Texto elegido =>
——————

El gasto público no estimula la economía

Es del todo ilusorio pensar que brutales incrementos del gasto público pueden sacarnos de la crisis, pues lo que se consigue con ello sólo es dilapidar todavía más capital y agravar la situación del sector privado.

Es del todo ilusorio pensar que brutales incrementos del gasto público pueden sacarnos de la crisis, pues lo que se consigue con ello sólo es dilapidar todavía más capital y agravar la situación del sector privado.

Frecuentemente oímos que el gasto público es esencial para impulsar el crecimiento económico, sobre todo en época de recesión. Si el sector privado no tira del carro, es decir, si el sector privado no gasta al mismo ritmo al que lo hacía antes, será menester que el Estado ocupe su lugar. Y si no lo hace, si es tan imprudente como para constreñir sus desembolsos, entonces probablemente nuestra renta se contraiga de manera extraordinaria: consumismo estatal bueno, austeridad pública mala.

De hecho, una de las frecuentes justificaciones para la monetización de deuda es ésta: si nadie extiende crédito a los países al borde de la insolvencia, no cabe pensar que la solución pase, como en cualquier empresa o familia, por recuperar la solvencia reduciendo el déficit y el endeudamiento total, pues semejante política de austeridad extraordinaria hundiría el sistema económico; al contrario, la monetización de deuda se impone como una necesidad para permitir retrasar tanto como sea posible el ajuste del sector público. Pero, ¿es así? ¿Realmente es tan salvífico el gasto público descontrolado? Y si no lo es, ¿qué efectos tiene sobre el sistema económico?

De entrada es menester recordar qué cabe entender por creación de riqueza. Un individuo, una empresa o un gobierno generan riqueza cuando producen los bienes y servicios que en cada momento del tiempo son más urgentemente demandados por los consumidores. Ya explicamos en otras ocasiones que los precios de mercado son el principal indicio que sugiere la existencia de beneficios potenciales a explotar y que la consecución de esos beneficios es la primera línea de flotación a superar. ¿La segunda? Que esos beneficios sean lo suficientemente cuantiosos como para compensar el tiempo que ha costado obtenerlos: es decir, los beneficios han de bastar para remunerar a los rentistas (que no, que no son vampiros) por diferir su consumo y asumir riesgos.

——————

Problemas por resolver =>
1. Según el texto sobre el gasto público, ¿por qué es ilusorio creer que grandes aumentos del gasto público pueden sacarnos de la crisis? Responde en una o dos oraciones.
2. Repite sin cambios el fragmento del texto sobre el gasto público que arranca con las palabras "De entrada es" y acaba en "y asumir riesgos.".
3. En el texto sobre el gasto público, ¿qué se señala como el principal indicio de que hay beneficios potenciales por explotar?

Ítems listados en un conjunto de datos
——————

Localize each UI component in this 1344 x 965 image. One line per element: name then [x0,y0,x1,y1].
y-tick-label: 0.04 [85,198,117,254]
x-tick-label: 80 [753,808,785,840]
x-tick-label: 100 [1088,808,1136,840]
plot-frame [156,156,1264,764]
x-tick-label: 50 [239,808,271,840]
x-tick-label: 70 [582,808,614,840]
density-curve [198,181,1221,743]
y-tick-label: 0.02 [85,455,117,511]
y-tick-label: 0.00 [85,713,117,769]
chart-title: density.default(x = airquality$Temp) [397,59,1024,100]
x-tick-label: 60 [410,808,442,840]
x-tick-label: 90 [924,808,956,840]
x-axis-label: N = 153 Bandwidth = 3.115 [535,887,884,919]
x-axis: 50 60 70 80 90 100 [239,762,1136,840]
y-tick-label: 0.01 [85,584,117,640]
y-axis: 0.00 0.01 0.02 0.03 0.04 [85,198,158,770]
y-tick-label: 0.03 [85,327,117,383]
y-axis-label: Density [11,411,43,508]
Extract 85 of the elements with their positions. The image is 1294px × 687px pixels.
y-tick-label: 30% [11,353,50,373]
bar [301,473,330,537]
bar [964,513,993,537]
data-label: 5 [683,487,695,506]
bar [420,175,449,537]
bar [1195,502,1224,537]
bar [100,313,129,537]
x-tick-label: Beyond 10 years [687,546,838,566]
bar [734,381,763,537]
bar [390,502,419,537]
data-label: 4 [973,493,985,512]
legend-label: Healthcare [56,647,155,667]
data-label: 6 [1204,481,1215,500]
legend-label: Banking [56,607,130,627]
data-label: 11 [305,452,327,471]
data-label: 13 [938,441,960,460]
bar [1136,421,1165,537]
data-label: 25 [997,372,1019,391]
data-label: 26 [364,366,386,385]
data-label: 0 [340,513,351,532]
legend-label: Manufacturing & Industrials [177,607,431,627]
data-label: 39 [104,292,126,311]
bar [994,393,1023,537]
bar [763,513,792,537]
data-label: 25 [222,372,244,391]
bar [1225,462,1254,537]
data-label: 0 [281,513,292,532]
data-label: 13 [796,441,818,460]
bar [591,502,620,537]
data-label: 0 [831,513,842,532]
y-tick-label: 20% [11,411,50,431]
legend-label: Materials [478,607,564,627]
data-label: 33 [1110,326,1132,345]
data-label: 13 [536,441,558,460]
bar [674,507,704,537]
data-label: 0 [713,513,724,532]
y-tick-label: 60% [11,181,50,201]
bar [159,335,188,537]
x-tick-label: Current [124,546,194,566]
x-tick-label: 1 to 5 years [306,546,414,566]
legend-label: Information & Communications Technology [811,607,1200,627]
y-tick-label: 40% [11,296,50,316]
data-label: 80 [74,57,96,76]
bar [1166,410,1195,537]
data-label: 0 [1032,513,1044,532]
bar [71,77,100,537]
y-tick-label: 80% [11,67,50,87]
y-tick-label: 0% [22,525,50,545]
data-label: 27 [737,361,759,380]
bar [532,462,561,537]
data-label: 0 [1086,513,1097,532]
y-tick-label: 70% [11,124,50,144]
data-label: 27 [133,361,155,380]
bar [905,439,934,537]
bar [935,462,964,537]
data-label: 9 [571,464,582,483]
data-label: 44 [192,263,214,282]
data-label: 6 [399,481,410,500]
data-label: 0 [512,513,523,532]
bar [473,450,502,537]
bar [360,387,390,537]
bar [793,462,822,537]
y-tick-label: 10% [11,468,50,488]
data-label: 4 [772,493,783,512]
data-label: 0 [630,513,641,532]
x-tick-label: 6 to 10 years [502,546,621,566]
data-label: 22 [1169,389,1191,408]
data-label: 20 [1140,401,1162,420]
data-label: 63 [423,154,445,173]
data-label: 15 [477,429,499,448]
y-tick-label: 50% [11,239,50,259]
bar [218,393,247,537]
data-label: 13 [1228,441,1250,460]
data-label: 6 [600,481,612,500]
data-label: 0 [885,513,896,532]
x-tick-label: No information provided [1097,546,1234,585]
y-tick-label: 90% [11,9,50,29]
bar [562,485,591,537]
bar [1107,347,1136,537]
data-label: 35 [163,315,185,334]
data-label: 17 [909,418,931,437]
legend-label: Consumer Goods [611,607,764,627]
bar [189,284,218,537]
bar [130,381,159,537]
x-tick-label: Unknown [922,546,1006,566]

——————

Soluciones de tareas =>
1. Porque con esos aumentos solo se consigue dilapidar todavía más capital y agravar la situación del sector privado.

2.
De entrada es menester recordar qué cabe entender por creación de riqueza. Un individuo, una empresa o un gobierno generan riqueza cuando producen los bienes y servicios que en cada momento del tiempo son más urgentemente demandados por los consumidores. Ya explicamos en otras ocasiones que los precios de mercado son el principal indicio que sugiere la existencia de beneficios potenciales a explotar y que la consecución de esos beneficios es la primera línea de flotación a superar. ¿La segunda? Que esos beneficios sean lo suficientemente cuantiosos como para compensar el tiempo que ha costado obtenerlos: es decir, los beneficios han de bastar para remunerar a los rentistas (que no, que no son vampiros) por diferir su consumo y asumir riesgos.

3. Los precios de mercado.